Stored data:
* begin *

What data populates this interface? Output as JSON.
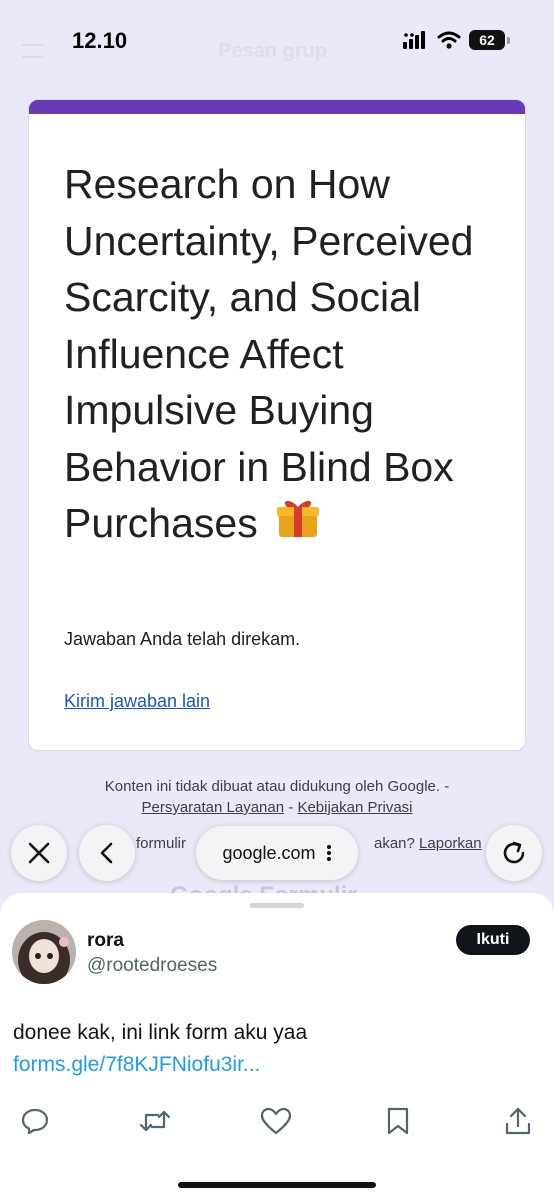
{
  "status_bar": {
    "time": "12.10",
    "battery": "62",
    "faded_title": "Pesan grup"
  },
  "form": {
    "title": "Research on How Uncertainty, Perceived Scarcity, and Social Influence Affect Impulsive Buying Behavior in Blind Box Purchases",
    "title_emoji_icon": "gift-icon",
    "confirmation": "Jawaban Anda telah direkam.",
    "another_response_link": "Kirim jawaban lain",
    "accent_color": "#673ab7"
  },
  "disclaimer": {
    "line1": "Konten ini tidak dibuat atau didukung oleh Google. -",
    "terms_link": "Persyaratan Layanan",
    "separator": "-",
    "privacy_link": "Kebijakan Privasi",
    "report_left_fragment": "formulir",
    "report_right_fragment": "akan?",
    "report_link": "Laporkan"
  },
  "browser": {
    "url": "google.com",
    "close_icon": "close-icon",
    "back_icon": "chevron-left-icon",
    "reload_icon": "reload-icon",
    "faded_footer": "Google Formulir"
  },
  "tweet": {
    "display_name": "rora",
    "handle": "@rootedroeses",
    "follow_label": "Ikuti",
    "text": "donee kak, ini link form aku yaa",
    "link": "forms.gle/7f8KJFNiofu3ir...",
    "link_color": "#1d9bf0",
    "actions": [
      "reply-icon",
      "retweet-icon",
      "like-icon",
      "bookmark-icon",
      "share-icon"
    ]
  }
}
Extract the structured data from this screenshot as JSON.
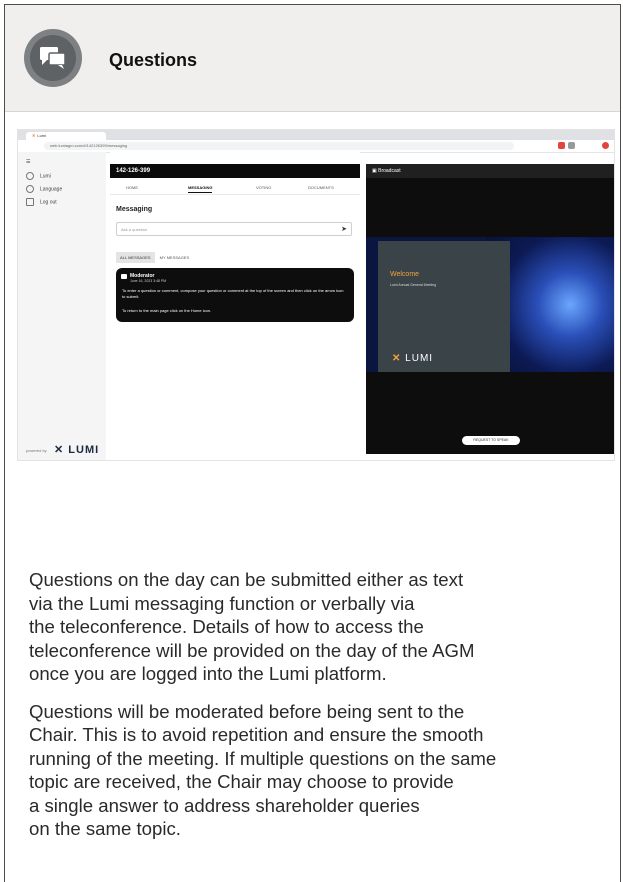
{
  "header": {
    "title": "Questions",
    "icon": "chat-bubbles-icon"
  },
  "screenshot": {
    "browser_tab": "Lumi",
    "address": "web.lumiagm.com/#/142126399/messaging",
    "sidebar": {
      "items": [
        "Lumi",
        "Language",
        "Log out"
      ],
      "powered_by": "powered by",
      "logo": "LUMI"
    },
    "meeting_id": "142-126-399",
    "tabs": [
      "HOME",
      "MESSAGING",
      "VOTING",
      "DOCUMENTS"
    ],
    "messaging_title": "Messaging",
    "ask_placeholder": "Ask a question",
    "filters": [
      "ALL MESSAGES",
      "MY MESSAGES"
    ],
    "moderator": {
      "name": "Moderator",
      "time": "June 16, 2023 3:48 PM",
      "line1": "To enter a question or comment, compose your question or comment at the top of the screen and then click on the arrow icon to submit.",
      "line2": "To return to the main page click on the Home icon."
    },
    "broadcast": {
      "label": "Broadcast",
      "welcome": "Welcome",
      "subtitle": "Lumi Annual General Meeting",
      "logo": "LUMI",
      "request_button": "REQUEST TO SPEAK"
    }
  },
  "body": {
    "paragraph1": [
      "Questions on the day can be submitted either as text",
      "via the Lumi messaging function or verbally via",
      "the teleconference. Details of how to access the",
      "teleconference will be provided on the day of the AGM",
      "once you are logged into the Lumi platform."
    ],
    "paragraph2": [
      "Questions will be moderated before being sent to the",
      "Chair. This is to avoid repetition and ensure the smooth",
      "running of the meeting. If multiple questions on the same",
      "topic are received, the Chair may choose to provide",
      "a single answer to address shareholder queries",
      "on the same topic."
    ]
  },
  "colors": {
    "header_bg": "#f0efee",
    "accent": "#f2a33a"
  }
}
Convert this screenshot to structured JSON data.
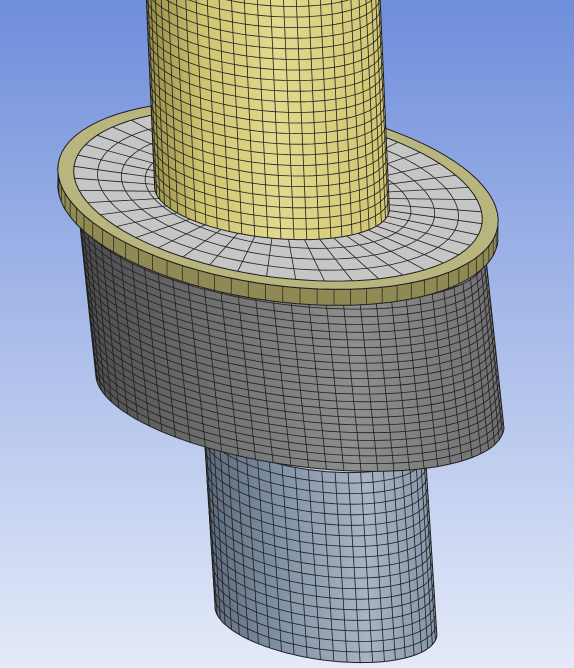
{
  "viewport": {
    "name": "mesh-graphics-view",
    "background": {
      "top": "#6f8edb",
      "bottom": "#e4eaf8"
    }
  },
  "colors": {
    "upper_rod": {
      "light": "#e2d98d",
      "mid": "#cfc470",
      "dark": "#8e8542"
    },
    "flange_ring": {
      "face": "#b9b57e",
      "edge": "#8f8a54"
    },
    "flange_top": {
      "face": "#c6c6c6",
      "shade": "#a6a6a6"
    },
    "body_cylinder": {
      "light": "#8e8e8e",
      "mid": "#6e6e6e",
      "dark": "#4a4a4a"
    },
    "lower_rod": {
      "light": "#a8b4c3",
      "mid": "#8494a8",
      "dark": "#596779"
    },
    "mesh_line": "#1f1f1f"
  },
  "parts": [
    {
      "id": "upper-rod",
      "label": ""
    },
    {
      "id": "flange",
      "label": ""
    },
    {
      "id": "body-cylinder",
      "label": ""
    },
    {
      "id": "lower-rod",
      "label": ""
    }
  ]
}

* end *

TASK DIRECTIONS
Except for the pictures, give all the material above again verbatim.

FINISHED ANSWER
What data populates this interface? Output as JSON.
{
  "status_bar": {
    "time": "12.10",
    "battery": "62",
    "faded_title": "Pesan grup"
  },
  "form": {
    "title": "Research on How Uncertainty, Perceived Scarcity, and Social Influence Affect Impulsive Buying Behavior in Blind Box Purchases",
    "title_emoji_icon": "gift-icon",
    "confirmation": "Jawaban Anda telah direkam.",
    "another_response_link": "Kirim jawaban lain",
    "accent_color": "#673ab7"
  },
  "disclaimer": {
    "line1": "Konten ini tidak dibuat atau didukung oleh Google. -",
    "terms_link": "Persyaratan Layanan",
    "separator": "-",
    "privacy_link": "Kebijakan Privasi",
    "report_left_fragment": "formulir",
    "report_right_fragment": "akan?",
    "report_link": "Laporkan"
  },
  "browser": {
    "url": "google.com",
    "close_icon": "close-icon",
    "back_icon": "chevron-left-icon",
    "reload_icon": "reload-icon",
    "faded_footer": "Google Formulir"
  },
  "tweet": {
    "display_name": "rora",
    "handle": "@rootedroeses",
    "follow_label": "Ikuti",
    "text": "donee kak, ini link form aku yaa",
    "link": "forms.gle/7f8KJFNiofu3ir...",
    "link_color": "#1d9bf0",
    "actions": [
      "reply-icon",
      "retweet-icon",
      "like-icon",
      "bookmark-icon",
      "share-icon"
    ]
  }
}
Extract the structured data from this screenshot as JSON.
{
  "header": {
    "title": "Questions",
    "icon": "chat-bubbles-icon"
  },
  "screenshot": {
    "browser_tab": "Lumi",
    "address": "web.lumiagm.com/#/142126399/messaging",
    "sidebar": {
      "items": [
        "Lumi",
        "Language",
        "Log out"
      ],
      "powered_by": "powered by",
      "logo": "LUMI"
    },
    "meeting_id": "142-126-399",
    "tabs": [
      "HOME",
      "MESSAGING",
      "VOTING",
      "DOCUMENTS"
    ],
    "messaging_title": "Messaging",
    "ask_placeholder": "Ask a question",
    "filters": [
      "ALL MESSAGES",
      "MY MESSAGES"
    ],
    "moderator": {
      "name": "Moderator",
      "time": "June 16, 2023 3:48 PM",
      "line1": "To enter a question or comment, compose your question or comment at the top of the screen and then click on the arrow icon to submit.",
      "line2": "To return to the main page click on the Home icon."
    },
    "broadcast": {
      "label": "Broadcast",
      "welcome": "Welcome",
      "subtitle": "Lumi Annual General Meeting",
      "logo": "LUMI",
      "request_button": "REQUEST TO SPEAK"
    }
  },
  "body": {
    "paragraph1": [
      "Questions on the day can be submitted either as text",
      "via the Lumi messaging function or verbally via",
      "the teleconference. Details of how to access the",
      "teleconference will be provided on the day of the AGM",
      "once you are logged into the Lumi platform."
    ],
    "paragraph2": [
      "Questions will be moderated before being sent to the",
      "Chair. This is to avoid repetition and ensure the smooth",
      "running of the meeting. If multiple questions on the same",
      "topic are received, the Chair may choose to provide",
      "a single answer to address shareholder queries",
      "on the same topic."
    ]
  },
  "colors": {
    "header_bg": "#f0efee",
    "accent": "#f2a33a"
  }
}
Convert this screenshot to structured JSON data.
{
  "viewport": {
    "name": "mesh-graphics-view",
    "background": {
      "top": "#6f8edb",
      "bottom": "#e4eaf8"
    }
  },
  "colors": {
    "upper_rod": {
      "light": "#e2d98d",
      "mid": "#cfc470",
      "dark": "#8e8542"
    },
    "flange_ring": {
      "face": "#b9b57e",
      "edge": "#8f8a54"
    },
    "flange_top": {
      "face": "#c6c6c6",
      "shade": "#a6a6a6"
    },
    "body_cylinder": {
      "light": "#8e8e8e",
      "mid": "#6e6e6e",
      "dark": "#4a4a4a"
    },
    "lower_rod": {
      "light": "#a8b4c3",
      "mid": "#8494a8",
      "dark": "#596779"
    },
    "mesh_line": "#1f1f1f"
  },
  "parts": [
    {
      "id": "upper-rod",
      "label": ""
    },
    {
      "id": "flange",
      "label": ""
    },
    {
      "id": "body-cylinder",
      "label": ""
    },
    {
      "id": "lower-rod",
      "label": ""
    }
  ]
}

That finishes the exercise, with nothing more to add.